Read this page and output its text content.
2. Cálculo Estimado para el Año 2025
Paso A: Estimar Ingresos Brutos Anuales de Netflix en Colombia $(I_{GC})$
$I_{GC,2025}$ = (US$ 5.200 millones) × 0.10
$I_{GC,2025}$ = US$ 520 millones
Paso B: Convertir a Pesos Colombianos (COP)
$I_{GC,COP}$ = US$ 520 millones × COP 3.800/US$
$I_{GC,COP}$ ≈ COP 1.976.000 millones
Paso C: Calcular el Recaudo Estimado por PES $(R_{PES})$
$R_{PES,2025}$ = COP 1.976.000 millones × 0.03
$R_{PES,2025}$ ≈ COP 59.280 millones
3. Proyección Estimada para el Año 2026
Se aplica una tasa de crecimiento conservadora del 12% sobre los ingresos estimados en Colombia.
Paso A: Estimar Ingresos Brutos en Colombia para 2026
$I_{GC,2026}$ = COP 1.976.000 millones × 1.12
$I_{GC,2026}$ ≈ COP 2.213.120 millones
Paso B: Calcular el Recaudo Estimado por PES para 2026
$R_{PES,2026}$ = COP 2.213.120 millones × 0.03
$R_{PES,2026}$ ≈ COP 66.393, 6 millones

## GOAL
Transcribe the data above in full, exactly.

## CORRECT ANSWER
Read this page and output its text content.
2. Cálculo Estimado para el Año 2025
Paso A: Estimar Ingresos Brutos Anuales de Netflix en Colombia $(I_{GC})$
$I_{GC,2025}$ = (US$ 5.200 millones) × 0.10
$I_{GC,2025}$ = US$ 520 millones
Paso B: Convertir a Pesos Colombianos (COP)
$I_{GC,COP}$ = US$ 520 millones × COP 3.800/US$
$I_{GC,COP}$ ≈ COP 1.976.000 millones
Paso C: Calcular el Recaudo Estimado por PES $(R_{PES})$
$R_{PES,2025}$ = COP 1.976.000 millones × 0.03
$R_{PES,2025}$ ≈ COP 59.280 millones
3. Proyección Estimada para el Año 2026
Se aplica una tasa de crecimiento conservadora del 12% sobre los ingresos estimados en Colombia.
Paso A: Estimar Ingresos Brutos en Colombia para 2026
$I_{GC,2026}$ = COP 1.976.000 millones × 1.12
$I_{GC,2026}$ ≈ COP 2.213.120 millones
Paso B: Calcular el Recaudo Estimado por PES para 2026
$R_{PES,2026}$ = COP 2.213.120 millones × 0.03
$R_{PES,2026}$ ≈ COP 66.393, 6 millones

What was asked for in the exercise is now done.